*Dataset entries:*
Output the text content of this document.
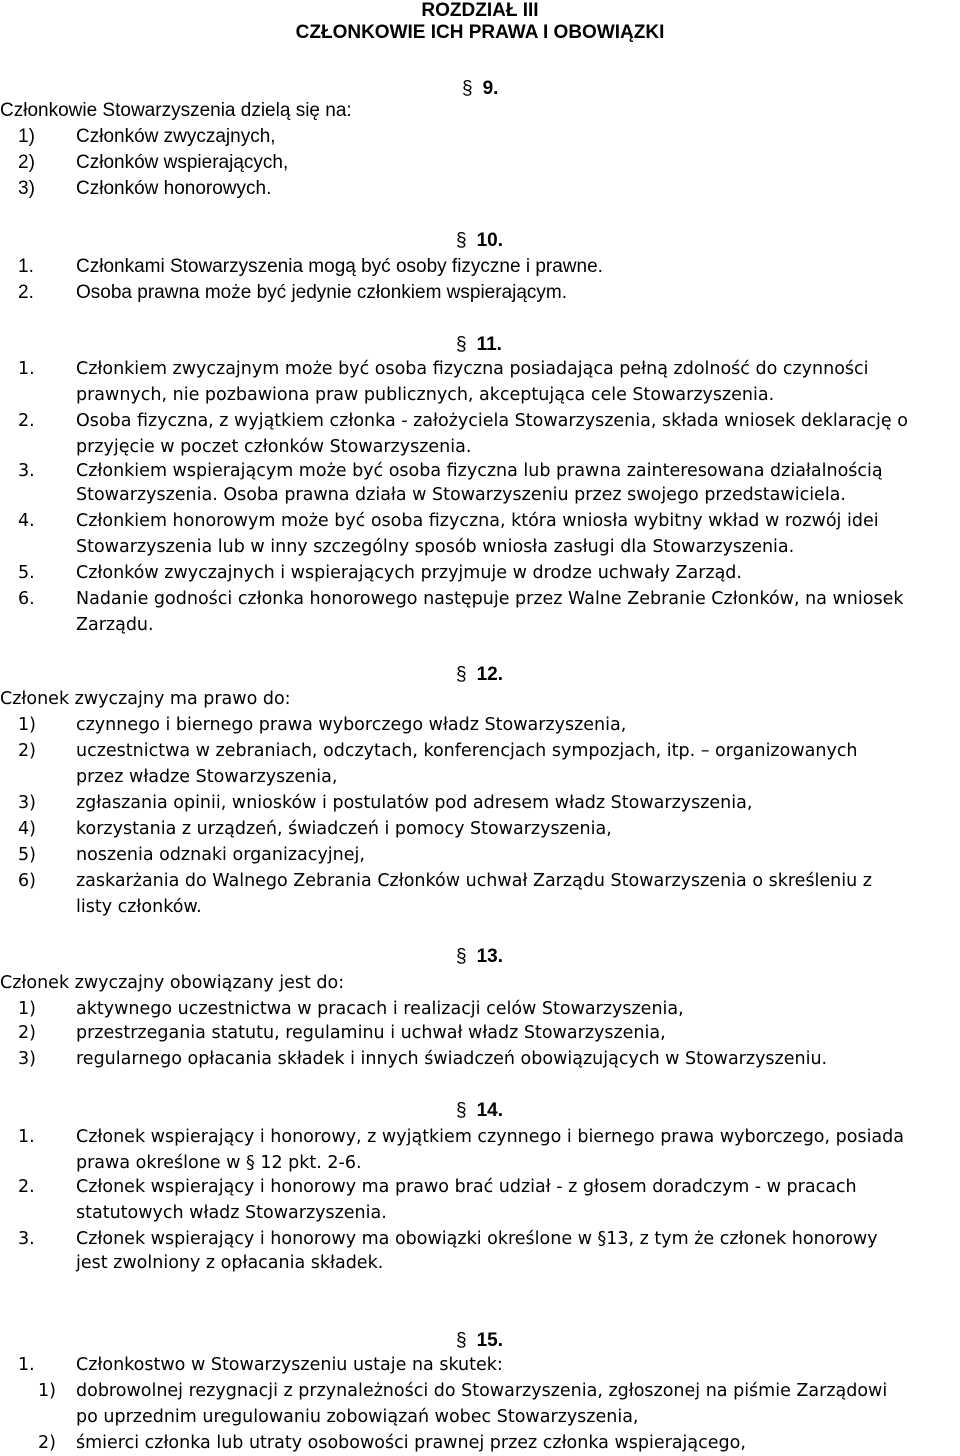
ROZDZIAŁ III
CZŁONKOWIE ICH PRAWA I OBOWIĄZKI
§ 9.
Członkowie Stowarzyszenia dzielą się na:
1) Członków zwyczajnych,
2) Członków wspierających,
3) Członków honorowych.
§ 10.
1. Członkami Stowarzyszenia mogą być osoby fizyczne i prawne.
2. Osoba prawna może być jedynie członkiem wspierającym.
§ 11.
1. Członkiem zwyczajnym może być osoba fizyczna posiadająca pełną zdolność do czynności
prawnych, nie pozbawiona praw publicznych, akceptująca cele Stowarzyszenia.
2. Osoba fizyczna, z wyjątkiem członka - założyciela Stowarzyszenia, składa wniosek deklarację o
przyjęcie w poczet członków Stowarzyszenia.
3. Członkiem wspierającym może być osoba fizyczna lub prawna zainteresowana działalnością
Stowarzyszenia. Osoba prawna działa w Stowarzyszeniu przez swojego przedstawiciela.
4. Członkiem honorowym może być osoba fizyczna, która wniosła wybitny wkład w rozwój idei
Stowarzyszenia lub w inny szczególny sposób wniosła zasługi dla Stowarzyszenia.
5. Członków zwyczajnych i wspierających przyjmuje w drodze uchwały Zarząd.
6. Nadanie godności członka honorowego następuje przez Walne Zebranie Członków, na wniosek
Zarządu.
§ 12.
Członek zwyczajny ma prawo do:
1) czynnego i biernego prawa wyborczego władz Stowarzyszenia,
2) uczestnictwa w zebraniach, odczytach, konferencjach sympozjach, itp. – organizowanych
przez władze Stowarzyszenia,
3) zgłaszania opinii, wniosków i postulatów pod adresem władz Stowarzyszenia,
4) korzystania z urządzeń, świadczeń i pomocy Stowarzyszenia,
5) noszenia odznaki organizacyjnej,
6) zaskarżania do Walnego Zebrania Członków uchwał Zarządu Stowarzyszenia o skreśleniu z
listy członków.
§ 13.
Członek zwyczajny obowiązany jest do:
1) aktywnego uczestnictwa w pracach i realizacji celów Stowarzyszenia,
2) przestrzegania statutu, regulaminu i uchwał władz Stowarzyszenia,
3) regularnego opłacania składek i innych świadczeń obowiązujących w Stowarzyszeniu.
§ 14.
1. Członek wspierający i honorowy, z wyjątkiem czynnego i biernego prawa wyborczego, posiada
prawa określone w § 12 pkt. 2-6.
2. Członek wspierający i honorowy ma prawo brać udział - z głosem doradczym - w pracach
statutowych władz Stowarzyszenia.
3. Członek wspierający i honorowy ma obowiązki określone w §13, z tym że członek honorowy
jest zwolniony z opłacania składek.
§ 15.
1. Członkostwo w Stowarzyszeniu ustaje na skutek:
1) dobrowolnej rezygnacji z przynależności do Stowarzyszenia, zgłoszonej na piśmie Zarządowi
po uprzednim uregulowaniu zobowiązań wobec Stowarzyszenia,
2) śmierci członka lub utraty osobowości prawnej przez członka wspierającego,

*STATED PROBLEM:* Repeat the records above exactly, leaving out the pictures.

*WRITTEN ANSWER:*
Output the text content of this document.
ROZDZIAŁ III
CZŁONKOWIE ICH PRAWA I OBOWIĄZKI
§ 9.
Członkowie Stowarzyszenia dzielą się na:
1) Członków zwyczajnych,
2) Członków wspierających,
3) Członków honorowych.
§ 10.
1. Członkami Stowarzyszenia mogą być osoby fizyczne i prawne.
2. Osoba prawna może być jedynie członkiem wspierającym.
§ 11.
1. Członkiem zwyczajnym może być osoba fizyczna posiadająca pełną zdolność do czynności
prawnych, nie pozbawiona praw publicznych, akceptująca cele Stowarzyszenia.
2. Osoba fizyczna, z wyjątkiem członka - założyciela Stowarzyszenia, składa wniosek deklarację o
przyjęcie w poczet członków Stowarzyszenia.
3. Członkiem wspierającym może być osoba fizyczna lub prawna zainteresowana działalnością
Stowarzyszenia. Osoba prawna działa w Stowarzyszeniu przez swojego przedstawiciela.
4. Członkiem honorowym może być osoba fizyczna, która wniosła wybitny wkład w rozwój idei
Stowarzyszenia lub w inny szczególny sposób wniosła zasługi dla Stowarzyszenia.
5. Członków zwyczajnych i wspierających przyjmuje w drodze uchwały Zarząd.
6. Nadanie godności członka honorowego następuje przez Walne Zebranie Członków, na wniosek
Zarządu.
§ 12.
Członek zwyczajny ma prawo do:
1) czynnego i biernego prawa wyborczego władz Stowarzyszenia,
2) uczestnictwa w zebraniach, odczytach, konferencjach sympozjach, itp. – organizowanych
przez władze Stowarzyszenia,
3) zgłaszania opinii, wniosków i postulatów pod adresem władz Stowarzyszenia,
4) korzystania z urządzeń, świadczeń i pomocy Stowarzyszenia,
5) noszenia odznaki organizacyjnej,
6) zaskarżania do Walnego Zebrania Członków uchwał Zarządu Stowarzyszenia o skreśleniu z
listy członków.
§ 13.
Członek zwyczajny obowiązany jest do:
1) aktywnego uczestnictwa w pracach i realizacji celów Stowarzyszenia,
2) przestrzegania statutu, regulaminu i uchwał władz Stowarzyszenia,
3) regularnego opłacania składek i innych świadczeń obowiązujących w Stowarzyszeniu.
§ 14.
1. Członek wspierający i honorowy, z wyjątkiem czynnego i biernego prawa wyborczego, posiada
prawa określone w § 12 pkt. 2-6.
2. Członek wspierający i honorowy ma prawo brać udział - z głosem doradczym - w pracach
statutowych władz Stowarzyszenia.
3. Członek wspierający i honorowy ma obowiązki określone w §13, z tym że członek honorowy
jest zwolniony z opłacania składek.
§ 15.
1. Członkostwo w Stowarzyszeniu ustaje na skutek:
1) dobrowolnej rezygnacji z przynależności do Stowarzyszenia, zgłoszonej na piśmie Zarządowi
po uprzednim uregulowaniu zobowiązań wobec Stowarzyszenia,
2) śmierci członka lub utraty osobowości prawnej przez członka wspierającego,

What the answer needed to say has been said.